■ **Task statement**
Copy out the entries exactly, from the first line to the last.

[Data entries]
-------

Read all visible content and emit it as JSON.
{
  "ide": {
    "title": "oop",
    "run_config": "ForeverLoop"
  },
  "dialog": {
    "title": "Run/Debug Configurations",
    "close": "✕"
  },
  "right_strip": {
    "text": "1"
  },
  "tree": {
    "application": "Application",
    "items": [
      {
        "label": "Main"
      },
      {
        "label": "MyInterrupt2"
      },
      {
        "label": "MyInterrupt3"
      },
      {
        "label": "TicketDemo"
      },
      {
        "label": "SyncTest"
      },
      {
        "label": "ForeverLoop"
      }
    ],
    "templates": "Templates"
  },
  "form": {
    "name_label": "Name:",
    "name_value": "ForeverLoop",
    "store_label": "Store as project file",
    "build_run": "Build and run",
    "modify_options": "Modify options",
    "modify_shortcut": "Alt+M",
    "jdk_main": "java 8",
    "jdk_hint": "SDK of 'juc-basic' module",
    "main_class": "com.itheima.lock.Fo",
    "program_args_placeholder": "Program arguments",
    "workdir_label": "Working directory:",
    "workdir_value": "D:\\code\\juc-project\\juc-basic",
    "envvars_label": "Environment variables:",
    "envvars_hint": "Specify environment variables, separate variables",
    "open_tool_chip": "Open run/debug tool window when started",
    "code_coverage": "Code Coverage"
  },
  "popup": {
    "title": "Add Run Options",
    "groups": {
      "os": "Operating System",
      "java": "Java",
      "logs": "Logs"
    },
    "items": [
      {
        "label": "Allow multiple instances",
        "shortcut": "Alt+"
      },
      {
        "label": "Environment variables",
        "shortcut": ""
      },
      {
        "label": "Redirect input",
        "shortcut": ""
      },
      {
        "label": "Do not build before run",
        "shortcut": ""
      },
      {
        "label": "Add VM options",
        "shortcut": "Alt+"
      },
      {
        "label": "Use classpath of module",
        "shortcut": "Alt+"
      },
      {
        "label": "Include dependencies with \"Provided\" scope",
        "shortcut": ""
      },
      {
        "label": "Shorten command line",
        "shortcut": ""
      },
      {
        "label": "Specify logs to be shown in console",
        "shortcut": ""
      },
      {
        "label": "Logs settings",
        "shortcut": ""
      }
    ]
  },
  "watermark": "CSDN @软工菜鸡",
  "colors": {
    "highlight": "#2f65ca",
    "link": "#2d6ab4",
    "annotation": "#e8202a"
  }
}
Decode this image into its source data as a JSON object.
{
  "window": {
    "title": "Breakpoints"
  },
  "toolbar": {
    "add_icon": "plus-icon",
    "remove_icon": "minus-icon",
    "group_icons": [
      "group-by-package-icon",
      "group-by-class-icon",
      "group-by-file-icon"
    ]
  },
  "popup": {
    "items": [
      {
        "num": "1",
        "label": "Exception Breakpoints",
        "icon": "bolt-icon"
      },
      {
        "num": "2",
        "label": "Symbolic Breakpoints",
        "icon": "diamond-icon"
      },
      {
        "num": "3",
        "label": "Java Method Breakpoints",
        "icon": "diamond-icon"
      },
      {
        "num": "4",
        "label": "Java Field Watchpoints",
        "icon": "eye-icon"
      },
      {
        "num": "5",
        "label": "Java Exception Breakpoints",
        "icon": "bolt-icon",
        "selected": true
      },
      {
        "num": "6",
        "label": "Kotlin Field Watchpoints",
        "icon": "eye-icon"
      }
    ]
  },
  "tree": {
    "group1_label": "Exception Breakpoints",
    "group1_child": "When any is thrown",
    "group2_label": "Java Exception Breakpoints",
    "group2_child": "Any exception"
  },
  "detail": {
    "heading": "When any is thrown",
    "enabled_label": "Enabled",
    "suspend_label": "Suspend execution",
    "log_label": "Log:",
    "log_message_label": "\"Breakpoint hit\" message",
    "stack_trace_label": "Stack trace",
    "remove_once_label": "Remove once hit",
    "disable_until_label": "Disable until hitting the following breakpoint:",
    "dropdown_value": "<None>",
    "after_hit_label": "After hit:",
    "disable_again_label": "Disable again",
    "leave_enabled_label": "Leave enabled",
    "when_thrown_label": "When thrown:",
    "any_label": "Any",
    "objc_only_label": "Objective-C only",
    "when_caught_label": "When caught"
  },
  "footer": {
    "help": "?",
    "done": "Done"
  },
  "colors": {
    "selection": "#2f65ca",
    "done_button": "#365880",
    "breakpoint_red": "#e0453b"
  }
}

-------

■ **Answer for the task**
Read all visible content and emit it as JSON.
{
  "ide": {
    "title": "oop",
    "run_config": "ForeverLoop"
  },
  "dialog": {
    "title": "Run/Debug Configurations",
    "close": "✕"
  },
  "right_strip": {
    "text": "1"
  },
  "tree": {
    "application": "Application",
    "items": [
      {
        "label": "Main"
      },
      {
        "label": "MyInterrupt2"
      },
      {
        "label": "MyInterrupt3"
      },
      {
        "label": "TicketDemo"
      },
      {
        "label": "SyncTest"
      },
      {
        "label": "ForeverLoop"
      }
    ],
    "templates": "Templates"
  },
  "form": {
    "name_label": "Name:",
    "name_value": "ForeverLoop",
    "store_label": "Store as project file",
    "build_run": "Build and run",
    "modify_options": "Modify options",
    "modify_shortcut": "Alt+M",
    "jdk_main": "java 8",
    "jdk_hint": "SDK of 'juc-basic' module",
    "main_class": "com.itheima.lock.Fo",
    "program_args_placeholder": "Program arguments",
    "workdir_label": "Working directory:",
    "workdir_value": "D:\\code\\juc-project\\juc-basic",
    "envvars_label": "Environment variables:",
    "envvars_hint": "Specify environment variables, separate variables",
    "open_tool_chip": "Open run/debug tool window when started",
    "code_coverage": "Code Coverage"
  },
  "popup": {
    "title": "Add Run Options",
    "groups": {
      "os": "Operating System",
      "java": "Java",
      "logs": "Logs"
    },
    "items": [
      {
        "label": "Allow multiple instances",
        "shortcut": "Alt+"
      },
      {
        "label": "Environment variables",
        "shortcut": ""
      },
      {
        "label": "Redirect input",
        "shortcut": ""
      },
      {
        "label": "Do not build before run",
        "shortcut": ""
      },
      {
        "label": "Add VM options",
        "shortcut": "Alt+"
      },
      {
        "label": "Use classpath of module",
        "shortcut": "Alt+"
      },
      {
        "label": "Include dependencies with \"Provided\" scope",
        "shortcut": ""
      },
      {
        "label": "Shorten command line",
        "shortcut": ""
      },
      {
        "label": "Specify logs to be shown in console",
        "shortcut": ""
      },
      {
        "label": "Logs settings",
        "shortcut": ""
      }
    ]
  },
  "watermark": "CSDN @软工菜鸡",
  "colors": {
    "highlight": "#2f65ca",
    "link": "#2d6ab4",
    "annotation": "#e8202a"
  }
}
Decode this image into its source data as a JSON object.
{
  "window": {
    "title": "Breakpoints"
  },
  "toolbar": {
    "add_icon": "plus-icon",
    "remove_icon": "minus-icon",
    "group_icons": [
      "group-by-package-icon",
      "group-by-class-icon",
      "group-by-file-icon"
    ]
  },
  "popup": {
    "items": [
      {
        "num": "1",
        "label": "Exception Breakpoints",
        "icon": "bolt-icon"
      },
      {
        "num": "2",
        "label": "Symbolic Breakpoints",
        "icon": "diamond-icon"
      },
      {
        "num": "3",
        "label": "Java Method Breakpoints",
        "icon": "diamond-icon"
      },
      {
        "num": "4",
        "label": "Java Field Watchpoints",
        "icon": "eye-icon"
      },
      {
        "num": "5",
        "label": "Java Exception Breakpoints",
        "icon": "bolt-icon",
        "selected": true
      },
      {
        "num": "6",
        "label": "Kotlin Field Watchpoints",
        "icon": "eye-icon"
      }
    ]
  },
  "tree": {
    "group1_label": "Exception Breakpoints",
    "group1_child": "When any is thrown",
    "group2_label": "Java Exception Breakpoints",
    "group2_child": "Any exception"
  },
  "detail": {
    "heading": "When any is thrown",
    "enabled_label": "Enabled",
    "suspend_label": "Suspend execution",
    "log_label": "Log:",
    "log_message_label": "\"Breakpoint hit\" message",
    "stack_trace_label": "Stack trace",
    "remove_once_label": "Remove once hit",
    "disable_until_label": "Disable until hitting the following breakpoint:",
    "dropdown_value": "<None>",
    "after_hit_label": "After hit:",
    "disable_again_label": "Disable again",
    "leave_enabled_label": "Leave enabled",
    "when_thrown_label": "When thrown:",
    "any_label": "Any",
    "objc_only_label": "Objective-C only",
    "when_caught_label": "When caught"
  },
  "footer": {
    "help": "?",
    "done": "Done"
  },
  "colors": {
    "selection": "#2f65ca",
    "done_button": "#365880",
    "breakpoint_red": "#e0453b"
  }
}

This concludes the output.